SOURCE MATERIAL START

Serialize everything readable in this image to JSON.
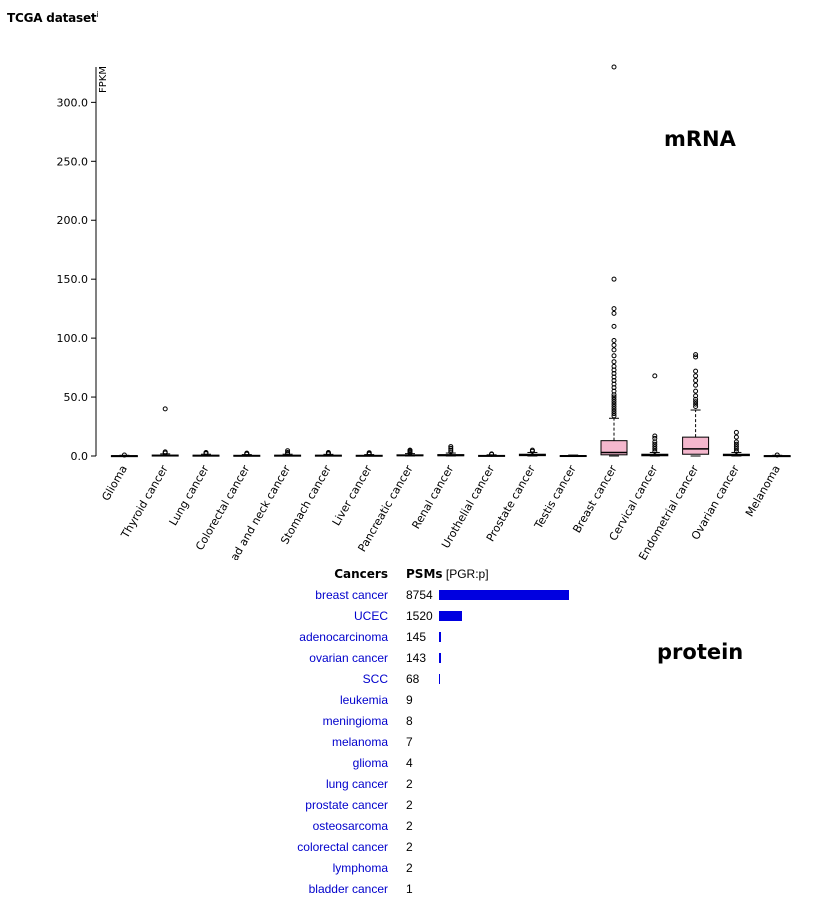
{
  "header": {
    "title": "TCGA dataset",
    "info_mark": "i"
  },
  "labels": {
    "mrna": "mRNA",
    "protein": "protein"
  },
  "chart_data": [
    {
      "type": "box",
      "ylabel": "FPKM",
      "ylim": [
        0,
        330
      ],
      "yticks": [
        "0.0",
        "50.0",
        "100.0",
        "150.0",
        "200.0",
        "250.0",
        "300.0"
      ],
      "ytick_values": [
        0,
        50,
        100,
        150,
        200,
        250,
        300
      ],
      "box_color": "#f4b7cd",
      "categories": [
        "Glioma",
        "Thyroid cancer",
        "Lung cancer",
        "Colorectal cancer",
        "Head and neck cancer",
        "Stomach cancer",
        "Liver cancer",
        "Pancreatic cancer",
        "Renal cancer",
        "Urothelial cancer",
        "Prostate cancer",
        "Testis cancer",
        "Breast cancer",
        "Cervical cancer",
        "Endometrial cancer",
        "Ovarian cancer",
        "Melanoma"
      ],
      "boxes": [
        {
          "min": 0,
          "q1": 0,
          "median": 0.1,
          "q3": 0.3,
          "max": 0.6,
          "outliers": [
            0.8
          ]
        },
        {
          "min": 0,
          "q1": 0.1,
          "median": 0.3,
          "q3": 0.8,
          "max": 1.8,
          "outliers": [
            2.5,
            3.5,
            40
          ]
        },
        {
          "min": 0,
          "q1": 0.1,
          "median": 0.3,
          "q3": 0.7,
          "max": 1.5,
          "outliers": [
            2,
            2.5,
            3
          ]
        },
        {
          "min": 0,
          "q1": 0.1,
          "median": 0.2,
          "q3": 0.6,
          "max": 1.2,
          "outliers": [
            1.6,
            2,
            2.4
          ]
        },
        {
          "min": 0,
          "q1": 0.1,
          "median": 0.3,
          "q3": 0.7,
          "max": 1.5,
          "outliers": [
            2,
            3,
            4.5
          ]
        },
        {
          "min": 0,
          "q1": 0.1,
          "median": 0.3,
          "q3": 0.7,
          "max": 1.4,
          "outliers": [
            1.8,
            2.4,
            3
          ]
        },
        {
          "min": 0,
          "q1": 0.1,
          "median": 0.2,
          "q3": 0.6,
          "max": 1.2,
          "outliers": [
            1.6,
            2.2,
            2.8
          ]
        },
        {
          "min": 0,
          "q1": 0.2,
          "median": 0.5,
          "q3": 1,
          "max": 2,
          "outliers": [
            2.8,
            3.6,
            4.5,
            5
          ]
        },
        {
          "min": 0,
          "q1": 0.2,
          "median": 0.5,
          "q3": 1.2,
          "max": 2.5,
          "outliers": [
            3.5,
            5,
            6.5,
            8
          ]
        },
        {
          "min": 0,
          "q1": 0.1,
          "median": 0.2,
          "q3": 0.5,
          "max": 1,
          "outliers": [
            1.4,
            1.8
          ]
        },
        {
          "min": 0,
          "q1": 0.3,
          "median": 0.8,
          "q3": 1.5,
          "max": 3,
          "outliers": [
            4,
            5
          ]
        },
        {
          "min": 0,
          "q1": 0.1,
          "median": 0.2,
          "q3": 0.4,
          "max": 0.8,
          "outliers": []
        },
        {
          "min": 0,
          "q1": 1,
          "median": 3,
          "q3": 13,
          "max": 32,
          "outliers": [
            34,
            36,
            38,
            40,
            42,
            44,
            46,
            48,
            50,
            52,
            55,
            58,
            61,
            64,
            67,
            70,
            73,
            76,
            80,
            85,
            90,
            94,
            98,
            110,
            121,
            125,
            150,
            330
          ]
        },
        {
          "min": 0,
          "q1": 0.2,
          "median": 0.6,
          "q3": 1.5,
          "max": 3,
          "outliers": [
            4,
            6,
            8,
            10,
            12,
            15,
            17,
            68
          ]
        },
        {
          "min": 0,
          "q1": 1.5,
          "median": 6,
          "q3": 16,
          "max": 39,
          "outliers": [
            42,
            44,
            46,
            48,
            51,
            55,
            60,
            64,
            68,
            72,
            84,
            86
          ]
        },
        {
          "min": 0,
          "q1": 0.3,
          "median": 0.8,
          "q3": 1.5,
          "max": 3,
          "outliers": [
            4,
            6,
            8,
            10,
            12,
            16,
            20
          ]
        },
        {
          "min": 0,
          "q1": 0,
          "median": 0.1,
          "q3": 0.3,
          "max": 0.6,
          "outliers": [
            0.9
          ]
        }
      ]
    },
    {
      "type": "bar",
      "orientation": "horizontal",
      "header": {
        "category_label": "Cancers",
        "value_label": "PSMs",
        "value_note": "[PGR:p]"
      },
      "max_value": 8754,
      "bar_color": "#0000e0",
      "link_color": "#0000cc",
      "rows": [
        {
          "name": "breast cancer",
          "value": 8754
        },
        {
          "name": "UCEC",
          "value": 1520
        },
        {
          "name": "adenocarcinoma",
          "value": 145
        },
        {
          "name": "ovarian cancer",
          "value": 143
        },
        {
          "name": "SCC",
          "value": 68
        },
        {
          "name": "leukemia",
          "value": 9
        },
        {
          "name": "meningioma",
          "value": 8
        },
        {
          "name": "melanoma",
          "value": 7
        },
        {
          "name": "glioma",
          "value": 4
        },
        {
          "name": "lung cancer",
          "value": 2
        },
        {
          "name": "prostate cancer",
          "value": 2
        },
        {
          "name": "osteosarcoma",
          "value": 2
        },
        {
          "name": "colorectal cancer",
          "value": 2
        },
        {
          "name": "lymphoma",
          "value": 2
        },
        {
          "name": "bladder cancer",
          "value": 1
        }
      ]
    }
  ]
}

SOURCE MATERIAL END

__ACTIVITY__.
Word for word, give the entries back in full; the pictures do not belong in the copy.

__ANSWER BOX__.
Serialize everything readable in this image to JSON.
{
  "header": {
    "title": "TCGA dataset",
    "info_mark": "i"
  },
  "labels": {
    "mrna": "mRNA",
    "protein": "protein"
  },
  "chart_data": [
    {
      "type": "box",
      "ylabel": "FPKM",
      "ylim": [
        0,
        330
      ],
      "yticks": [
        "0.0",
        "50.0",
        "100.0",
        "150.0",
        "200.0",
        "250.0",
        "300.0"
      ],
      "ytick_values": [
        0,
        50,
        100,
        150,
        200,
        250,
        300
      ],
      "box_color": "#f4b7cd",
      "categories": [
        "Glioma",
        "Thyroid cancer",
        "Lung cancer",
        "Colorectal cancer",
        "Head and neck cancer",
        "Stomach cancer",
        "Liver cancer",
        "Pancreatic cancer",
        "Renal cancer",
        "Urothelial cancer",
        "Prostate cancer",
        "Testis cancer",
        "Breast cancer",
        "Cervical cancer",
        "Endometrial cancer",
        "Ovarian cancer",
        "Melanoma"
      ],
      "boxes": [
        {
          "min": 0,
          "q1": 0,
          "median": 0.1,
          "q3": 0.3,
          "max": 0.6,
          "outliers": [
            0.8
          ]
        },
        {
          "min": 0,
          "q1": 0.1,
          "median": 0.3,
          "q3": 0.8,
          "max": 1.8,
          "outliers": [
            2.5,
            3.5,
            40
          ]
        },
        {
          "min": 0,
          "q1": 0.1,
          "median": 0.3,
          "q3": 0.7,
          "max": 1.5,
          "outliers": [
            2,
            2.5,
            3
          ]
        },
        {
          "min": 0,
          "q1": 0.1,
          "median": 0.2,
          "q3": 0.6,
          "max": 1.2,
          "outliers": [
            1.6,
            2,
            2.4
          ]
        },
        {
          "min": 0,
          "q1": 0.1,
          "median": 0.3,
          "q3": 0.7,
          "max": 1.5,
          "outliers": [
            2,
            3,
            4.5
          ]
        },
        {
          "min": 0,
          "q1": 0.1,
          "median": 0.3,
          "q3": 0.7,
          "max": 1.4,
          "outliers": [
            1.8,
            2.4,
            3
          ]
        },
        {
          "min": 0,
          "q1": 0.1,
          "median": 0.2,
          "q3": 0.6,
          "max": 1.2,
          "outliers": [
            1.6,
            2.2,
            2.8
          ]
        },
        {
          "min": 0,
          "q1": 0.2,
          "median": 0.5,
          "q3": 1,
          "max": 2,
          "outliers": [
            2.8,
            3.6,
            4.5,
            5
          ]
        },
        {
          "min": 0,
          "q1": 0.2,
          "median": 0.5,
          "q3": 1.2,
          "max": 2.5,
          "outliers": [
            3.5,
            5,
            6.5,
            8
          ]
        },
        {
          "min": 0,
          "q1": 0.1,
          "median": 0.2,
          "q3": 0.5,
          "max": 1,
          "outliers": [
            1.4,
            1.8
          ]
        },
        {
          "min": 0,
          "q1": 0.3,
          "median": 0.8,
          "q3": 1.5,
          "max": 3,
          "outliers": [
            4,
            5
          ]
        },
        {
          "min": 0,
          "q1": 0.1,
          "median": 0.2,
          "q3": 0.4,
          "max": 0.8,
          "outliers": []
        },
        {
          "min": 0,
          "q1": 1,
          "median": 3,
          "q3": 13,
          "max": 32,
          "outliers": [
            34,
            36,
            38,
            40,
            42,
            44,
            46,
            48,
            50,
            52,
            55,
            58,
            61,
            64,
            67,
            70,
            73,
            76,
            80,
            85,
            90,
            94,
            98,
            110,
            121,
            125,
            150,
            330
          ]
        },
        {
          "min": 0,
          "q1": 0.2,
          "median": 0.6,
          "q3": 1.5,
          "max": 3,
          "outliers": [
            4,
            6,
            8,
            10,
            12,
            15,
            17,
            68
          ]
        },
        {
          "min": 0,
          "q1": 1.5,
          "median": 6,
          "q3": 16,
          "max": 39,
          "outliers": [
            42,
            44,
            46,
            48,
            51,
            55,
            60,
            64,
            68,
            72,
            84,
            86
          ]
        },
        {
          "min": 0,
          "q1": 0.3,
          "median": 0.8,
          "q3": 1.5,
          "max": 3,
          "outliers": [
            4,
            6,
            8,
            10,
            12,
            16,
            20
          ]
        },
        {
          "min": 0,
          "q1": 0,
          "median": 0.1,
          "q3": 0.3,
          "max": 0.6,
          "outliers": [
            0.9
          ]
        }
      ]
    },
    {
      "type": "bar",
      "orientation": "horizontal",
      "header": {
        "category_label": "Cancers",
        "value_label": "PSMs",
        "value_note": "[PGR:p]"
      },
      "max_value": 8754,
      "bar_color": "#0000e0",
      "link_color": "#0000cc",
      "rows": [
        {
          "name": "breast cancer",
          "value": 8754
        },
        {
          "name": "UCEC",
          "value": 1520
        },
        {
          "name": "adenocarcinoma",
          "value": 145
        },
        {
          "name": "ovarian cancer",
          "value": 143
        },
        {
          "name": "SCC",
          "value": 68
        },
        {
          "name": "leukemia",
          "value": 9
        },
        {
          "name": "meningioma",
          "value": 8
        },
        {
          "name": "melanoma",
          "value": 7
        },
        {
          "name": "glioma",
          "value": 4
        },
        {
          "name": "lung cancer",
          "value": 2
        },
        {
          "name": "prostate cancer",
          "value": 2
        },
        {
          "name": "osteosarcoma",
          "value": 2
        },
        {
          "name": "colorectal cancer",
          "value": 2
        },
        {
          "name": "lymphoma",
          "value": 2
        },
        {
          "name": "bladder cancer",
          "value": 1
        }
      ]
    }
  ]
}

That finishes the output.